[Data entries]
--*--

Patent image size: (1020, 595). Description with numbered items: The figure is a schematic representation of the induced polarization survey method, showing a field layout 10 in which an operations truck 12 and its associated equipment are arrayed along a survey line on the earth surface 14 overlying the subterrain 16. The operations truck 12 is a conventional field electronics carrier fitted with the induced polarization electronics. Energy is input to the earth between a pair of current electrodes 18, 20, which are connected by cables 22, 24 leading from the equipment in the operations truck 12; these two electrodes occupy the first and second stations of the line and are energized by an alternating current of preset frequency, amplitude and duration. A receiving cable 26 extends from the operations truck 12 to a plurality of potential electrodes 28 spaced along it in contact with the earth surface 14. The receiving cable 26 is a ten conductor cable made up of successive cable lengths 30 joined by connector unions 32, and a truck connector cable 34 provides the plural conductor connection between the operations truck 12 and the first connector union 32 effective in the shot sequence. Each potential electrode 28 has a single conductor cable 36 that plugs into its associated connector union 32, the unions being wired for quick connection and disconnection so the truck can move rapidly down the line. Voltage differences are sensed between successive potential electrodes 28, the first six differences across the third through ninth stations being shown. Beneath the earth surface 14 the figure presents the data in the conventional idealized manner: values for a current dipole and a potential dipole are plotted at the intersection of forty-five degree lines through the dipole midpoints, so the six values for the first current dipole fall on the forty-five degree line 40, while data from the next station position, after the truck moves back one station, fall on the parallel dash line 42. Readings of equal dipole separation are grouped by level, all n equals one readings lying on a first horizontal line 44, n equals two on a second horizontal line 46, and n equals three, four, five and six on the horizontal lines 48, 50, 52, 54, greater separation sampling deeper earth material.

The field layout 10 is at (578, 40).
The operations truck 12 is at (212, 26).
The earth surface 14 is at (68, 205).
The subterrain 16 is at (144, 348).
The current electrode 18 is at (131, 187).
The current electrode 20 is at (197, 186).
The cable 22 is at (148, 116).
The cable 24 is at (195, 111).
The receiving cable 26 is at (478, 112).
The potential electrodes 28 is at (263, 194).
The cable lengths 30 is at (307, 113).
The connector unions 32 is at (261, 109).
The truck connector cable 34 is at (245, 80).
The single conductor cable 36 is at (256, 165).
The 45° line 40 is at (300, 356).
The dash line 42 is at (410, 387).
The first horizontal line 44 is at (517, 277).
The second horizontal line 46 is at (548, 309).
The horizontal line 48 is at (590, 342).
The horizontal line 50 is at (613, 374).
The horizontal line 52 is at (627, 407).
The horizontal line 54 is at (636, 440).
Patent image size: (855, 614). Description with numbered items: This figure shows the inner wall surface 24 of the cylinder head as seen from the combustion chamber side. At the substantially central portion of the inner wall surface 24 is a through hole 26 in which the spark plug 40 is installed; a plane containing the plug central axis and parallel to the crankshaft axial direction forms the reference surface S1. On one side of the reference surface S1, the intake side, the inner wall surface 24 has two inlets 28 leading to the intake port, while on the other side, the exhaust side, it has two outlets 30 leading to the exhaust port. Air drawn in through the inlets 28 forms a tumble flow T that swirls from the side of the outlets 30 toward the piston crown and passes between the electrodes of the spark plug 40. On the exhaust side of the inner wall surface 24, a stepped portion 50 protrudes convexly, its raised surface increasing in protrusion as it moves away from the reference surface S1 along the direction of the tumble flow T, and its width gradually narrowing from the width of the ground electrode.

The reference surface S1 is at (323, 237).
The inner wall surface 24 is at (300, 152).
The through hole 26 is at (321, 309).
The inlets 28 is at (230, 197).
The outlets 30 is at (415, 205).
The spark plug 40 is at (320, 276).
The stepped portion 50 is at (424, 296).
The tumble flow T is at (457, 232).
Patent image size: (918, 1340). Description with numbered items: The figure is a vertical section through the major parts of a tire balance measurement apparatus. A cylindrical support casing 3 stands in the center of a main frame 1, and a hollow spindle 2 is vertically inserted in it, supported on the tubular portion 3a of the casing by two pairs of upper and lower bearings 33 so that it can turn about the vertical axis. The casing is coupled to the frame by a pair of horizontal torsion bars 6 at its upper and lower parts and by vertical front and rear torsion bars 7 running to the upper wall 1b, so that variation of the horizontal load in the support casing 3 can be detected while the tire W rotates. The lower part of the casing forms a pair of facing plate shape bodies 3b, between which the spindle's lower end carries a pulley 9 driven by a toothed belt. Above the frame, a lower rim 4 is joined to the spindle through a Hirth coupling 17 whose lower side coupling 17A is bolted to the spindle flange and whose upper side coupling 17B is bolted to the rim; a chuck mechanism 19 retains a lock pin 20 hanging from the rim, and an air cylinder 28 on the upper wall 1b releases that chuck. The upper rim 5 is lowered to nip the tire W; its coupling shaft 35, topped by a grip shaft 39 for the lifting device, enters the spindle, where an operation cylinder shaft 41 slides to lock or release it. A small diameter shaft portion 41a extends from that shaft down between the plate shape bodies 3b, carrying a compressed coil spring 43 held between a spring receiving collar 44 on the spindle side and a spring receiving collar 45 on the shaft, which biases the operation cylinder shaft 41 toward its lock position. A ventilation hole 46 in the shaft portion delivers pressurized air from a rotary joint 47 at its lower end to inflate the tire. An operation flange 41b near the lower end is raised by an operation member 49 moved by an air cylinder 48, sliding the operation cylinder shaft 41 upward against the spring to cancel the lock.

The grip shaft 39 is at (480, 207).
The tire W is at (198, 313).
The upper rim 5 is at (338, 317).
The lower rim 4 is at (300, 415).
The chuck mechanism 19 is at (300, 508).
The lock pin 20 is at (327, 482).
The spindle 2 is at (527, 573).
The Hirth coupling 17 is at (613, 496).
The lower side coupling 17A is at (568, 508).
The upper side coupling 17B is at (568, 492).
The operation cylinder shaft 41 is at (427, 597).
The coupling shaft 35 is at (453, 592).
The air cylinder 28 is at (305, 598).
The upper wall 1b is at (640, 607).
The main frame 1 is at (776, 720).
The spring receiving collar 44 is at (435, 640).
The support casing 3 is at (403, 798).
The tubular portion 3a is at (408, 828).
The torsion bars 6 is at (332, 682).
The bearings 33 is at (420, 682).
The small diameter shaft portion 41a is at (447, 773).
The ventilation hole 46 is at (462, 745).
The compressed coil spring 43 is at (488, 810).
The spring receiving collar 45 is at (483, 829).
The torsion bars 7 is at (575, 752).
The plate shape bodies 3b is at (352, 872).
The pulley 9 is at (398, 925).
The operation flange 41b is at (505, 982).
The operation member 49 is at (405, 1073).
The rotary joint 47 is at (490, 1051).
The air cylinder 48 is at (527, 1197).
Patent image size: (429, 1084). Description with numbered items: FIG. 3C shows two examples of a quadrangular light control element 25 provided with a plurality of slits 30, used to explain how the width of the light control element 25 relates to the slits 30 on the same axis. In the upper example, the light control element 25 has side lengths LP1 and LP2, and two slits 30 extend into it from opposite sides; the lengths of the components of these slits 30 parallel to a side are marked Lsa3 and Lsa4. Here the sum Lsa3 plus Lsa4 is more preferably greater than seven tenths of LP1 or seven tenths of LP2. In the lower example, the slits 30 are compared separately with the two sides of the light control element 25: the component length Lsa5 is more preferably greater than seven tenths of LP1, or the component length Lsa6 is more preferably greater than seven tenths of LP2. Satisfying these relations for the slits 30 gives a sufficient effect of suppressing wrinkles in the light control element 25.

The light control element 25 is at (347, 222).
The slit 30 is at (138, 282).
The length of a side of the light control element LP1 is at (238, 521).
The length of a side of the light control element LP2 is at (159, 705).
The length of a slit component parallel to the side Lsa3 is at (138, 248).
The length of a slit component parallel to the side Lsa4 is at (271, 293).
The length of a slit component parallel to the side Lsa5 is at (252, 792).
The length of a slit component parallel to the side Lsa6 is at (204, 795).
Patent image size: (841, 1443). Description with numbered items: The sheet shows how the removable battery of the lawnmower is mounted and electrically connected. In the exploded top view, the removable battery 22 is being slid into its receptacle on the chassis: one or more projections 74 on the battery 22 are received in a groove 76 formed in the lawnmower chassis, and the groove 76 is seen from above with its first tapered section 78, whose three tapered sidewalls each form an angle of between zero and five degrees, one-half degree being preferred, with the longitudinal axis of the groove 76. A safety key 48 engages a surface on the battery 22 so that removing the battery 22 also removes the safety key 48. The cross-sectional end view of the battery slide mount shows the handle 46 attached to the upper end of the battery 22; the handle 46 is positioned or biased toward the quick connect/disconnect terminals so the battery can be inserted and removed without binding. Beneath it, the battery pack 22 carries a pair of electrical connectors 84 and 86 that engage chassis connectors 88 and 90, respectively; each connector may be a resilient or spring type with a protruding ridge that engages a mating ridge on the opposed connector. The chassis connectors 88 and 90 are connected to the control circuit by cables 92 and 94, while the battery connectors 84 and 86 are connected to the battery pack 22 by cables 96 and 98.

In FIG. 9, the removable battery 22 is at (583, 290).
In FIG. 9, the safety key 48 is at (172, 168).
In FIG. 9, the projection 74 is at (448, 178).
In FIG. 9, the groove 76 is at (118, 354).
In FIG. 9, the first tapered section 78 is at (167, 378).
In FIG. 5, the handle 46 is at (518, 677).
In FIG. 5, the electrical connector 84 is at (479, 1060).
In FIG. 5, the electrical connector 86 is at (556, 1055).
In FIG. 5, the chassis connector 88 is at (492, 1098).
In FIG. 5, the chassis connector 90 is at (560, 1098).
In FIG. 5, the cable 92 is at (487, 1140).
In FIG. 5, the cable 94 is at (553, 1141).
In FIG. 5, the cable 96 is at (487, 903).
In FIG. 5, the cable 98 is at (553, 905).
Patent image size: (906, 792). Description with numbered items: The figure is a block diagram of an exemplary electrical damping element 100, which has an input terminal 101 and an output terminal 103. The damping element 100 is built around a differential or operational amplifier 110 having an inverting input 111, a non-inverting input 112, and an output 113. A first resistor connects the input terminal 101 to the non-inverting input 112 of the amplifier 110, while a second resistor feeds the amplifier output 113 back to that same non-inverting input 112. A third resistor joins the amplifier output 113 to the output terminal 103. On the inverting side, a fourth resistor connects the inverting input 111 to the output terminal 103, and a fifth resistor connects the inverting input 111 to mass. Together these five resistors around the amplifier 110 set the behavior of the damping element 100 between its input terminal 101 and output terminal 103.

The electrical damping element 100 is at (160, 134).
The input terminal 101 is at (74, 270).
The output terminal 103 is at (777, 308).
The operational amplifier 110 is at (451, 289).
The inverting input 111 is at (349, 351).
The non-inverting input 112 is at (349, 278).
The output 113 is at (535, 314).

--*--

* **Objective**
Can you arrange the lines of the listing above, from the line containing "Patent image size: (906, 792)." through the end of the listing, as a numbered list with the blank lines left out?

* **Output for this task**
1. Patent image size: (906, 792). Description with numbered items: The figure is a block diagram of an exemplary electrical damping element 100, which has an input terminal 101 and an output terminal 103. The damping element 100 is built around a differential or operational amplifier 110 having an inverting input 111, a non-inverting input 112, and an output 113. A first resistor connects the input terminal 101 to the non-inverting input 112 of the amplifier 110, while a second resistor feeds the amplifier output 113 back to that same non-inverting input 112. A third resistor joins the amplifier output 113 to the output terminal 103. On the inverting side, a fourth resistor connects the inverting input 111 to the output terminal 103, and a fifth resistor connects the inverting input 111 to mass. Together these five resistors around the amplifier 110 set the behavior of the damping element 100 between its input terminal 101 and output terminal 103.
2. The electrical damping element 100 is at (160, 134).
3. The input terminal 101 is at (74, 270).
4. The output terminal 103 is at (777, 308).
5. The operational amplifier 110 is at (451, 289).
6. The inverting input 111 is at (349, 351).
7. The non-inverting input 112 is at (349, 278).
8. The output 113 is at (535, 314).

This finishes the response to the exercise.